In the listing below, locate the lines that hold the string "EVER". Copy those lines.
════════
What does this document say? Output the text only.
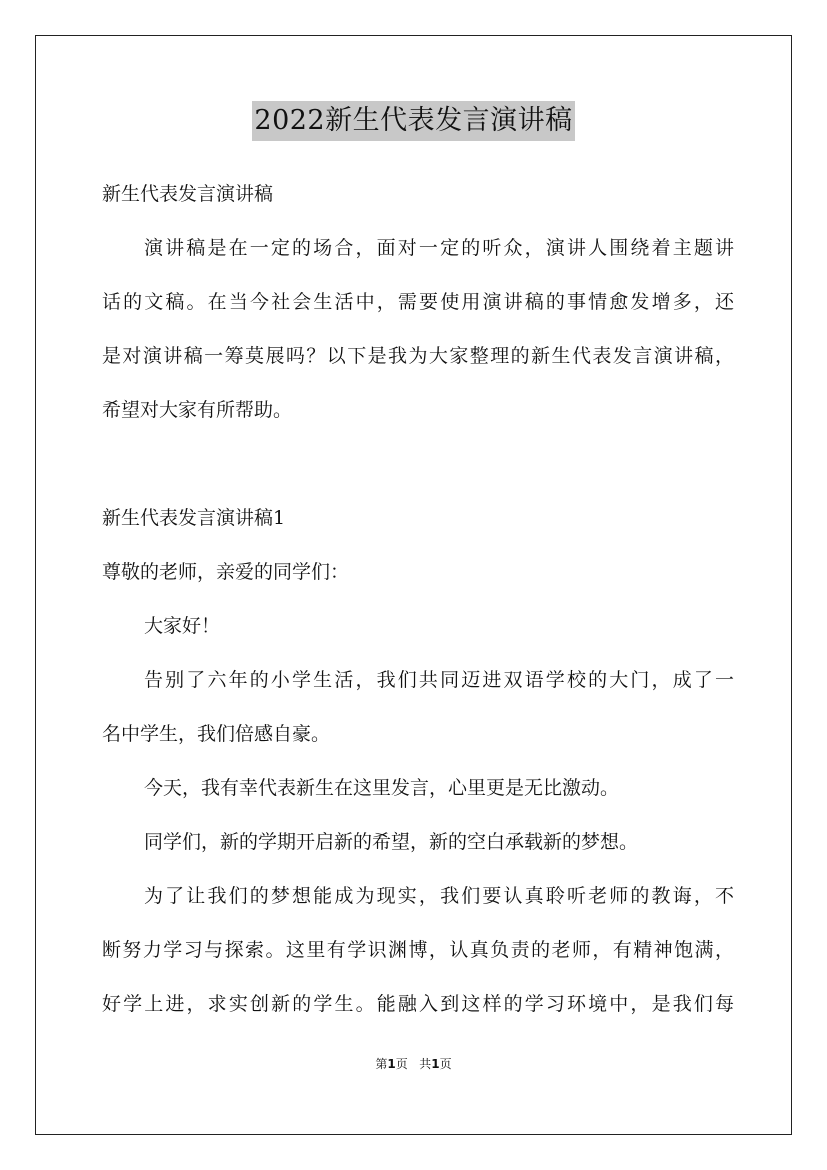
2022新生代表发言演讲稿
新生代表发言演讲稿
演讲稿是在一定的场合，面对一定的听众，演讲人围绕着主题讲
话的文稿。在当今社会生活中，需要使用演讲稿的事情愈发增多，还
是对演讲稿一筹莫展吗？以下是我为大家整理的新生代表发言演讲稿，
希望对大家有所帮助。
新生代表发言演讲稿1
尊敬的老师，亲爱的同学们：
大家好！
告别了六年的小学生活，我们共同迈进双语学校的大门，成了一
名中学生，我们倍感自豪。
今天，我有幸代表新生在这里发言，心里更是无比激动。
同学们，新的学期开启新的希望，新的空白承载新的梦想。
为了让我们的梦想能成为现实，我们要认真聆听老师的教诲，不
断努力学习与探索。这里有学识渊博，认真负责的老师，有精神饱满，
好学上进，求实创新的学生。能融入到这样的学习环境中，是我们每
第1页 共1页
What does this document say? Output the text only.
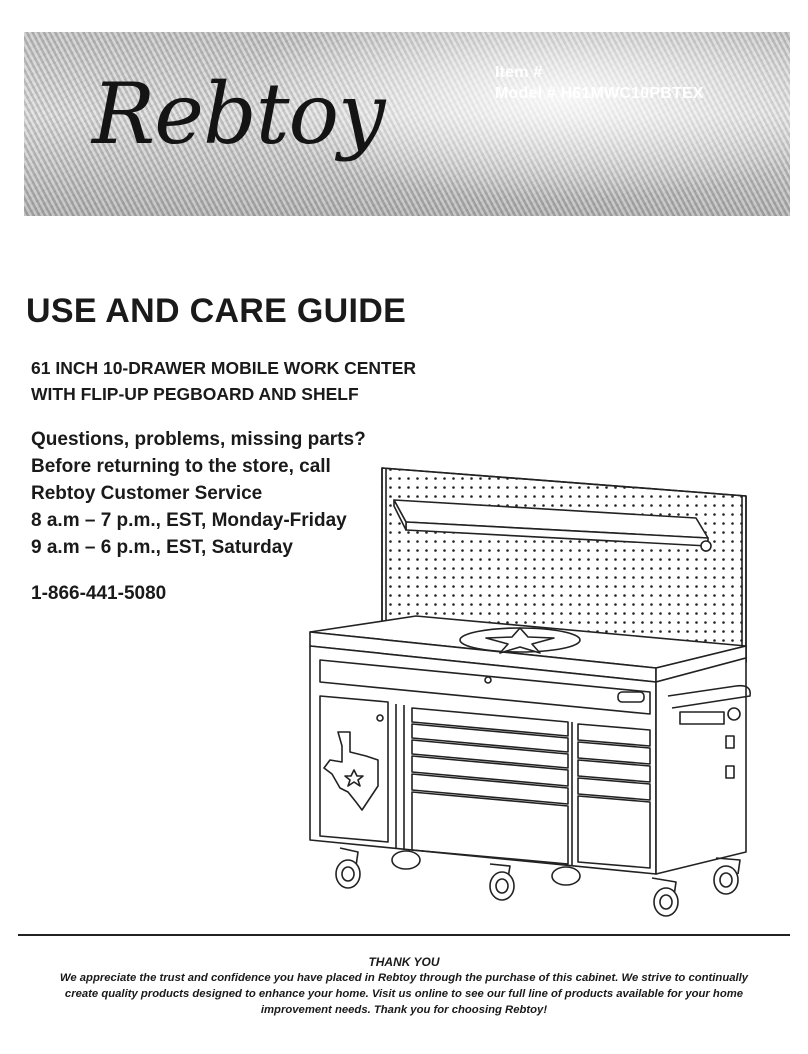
Rebtoy	Item #
Model # H61MWC10PBTEX
USE AND CARE GUIDE
61 INCH 10-DRAWER MOBILE WORK CENTER
WITH FLIP-UP PEGBOARD AND SHELF
Questions, problems, missing parts?
Before returning to the store, call
Rebtoy Customer Service
8 a.m – 7 p.m., EST, Monday-Friday
9 a.m – 6 p.m., EST, Saturday
1-866-441-5080
THANK YOU
We appreciate the trust and confidence you have placed in Rebtoy through the purchase of this cabinet. We strive to continually
create quality products designed to enhance your home. Visit us online to see our full line of products available for your home
improvement needs. Thank you for choosing Rebtoy!
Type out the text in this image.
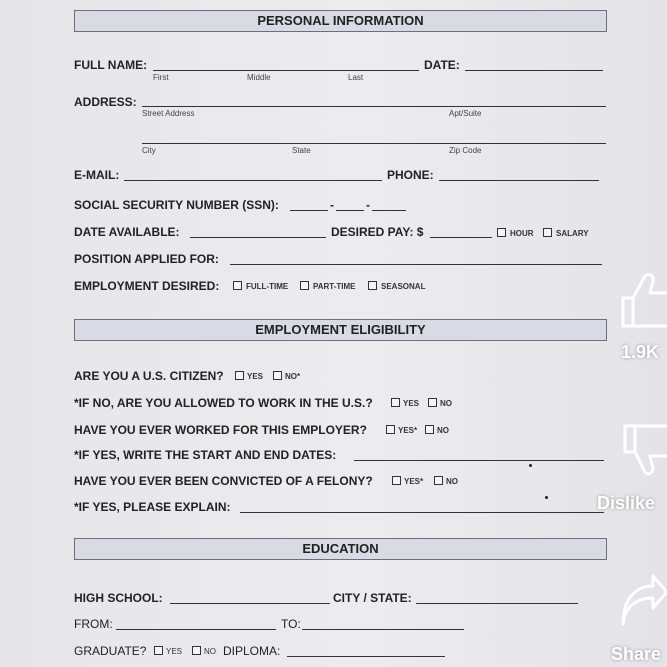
PERSONAL INFORMATION
FULL NAME:
First	Middle	Last
DATE:
ADDRESS:
Street Address	Apt/Suite
City	State	Zip Code
E-MAIL:	PHONE:
SOCIAL SECURITY NUMBER (SSN):	-	-
DATE AVAILABLE:	DESIRED PAY: $	HOUR	SALARY
POSITION APPLIED FOR:
EMPLOYMENT DESIRED:	FULL-TIME	PART-TIME	SEASONAL
EMPLOYMENT ELIGIBILITY
ARE YOU A U.S. CITIZEN?	YES	NO*
*IF NO, ARE YOU ALLOWED TO WORK IN THE U.S.?	YES	NO
HAVE YOU EVER WORKED FOR THIS EMPLOYER?	YES* NO
*IF YES, WRITE THE START AND END DATES:
HAVE YOU EVER BEEN CONVICTED OF A FELONY?	YES*	NO
*IF YES, PLEASE EXPLAIN:
EDUCATION
HIGH SCHOOL:	CITY / STATE:
FROM:	TO:
GRADUATE? YES	NO DIPLOMA:
1.9K
Dislike
Share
════════
◆ **THE ANSWER**
HAVE YOU EVER WORKED FOR THIS EMPLOYER?	YES* NO
HAVE YOU EVER BEEN CONVICTED OF A FELONY?	YES*	NO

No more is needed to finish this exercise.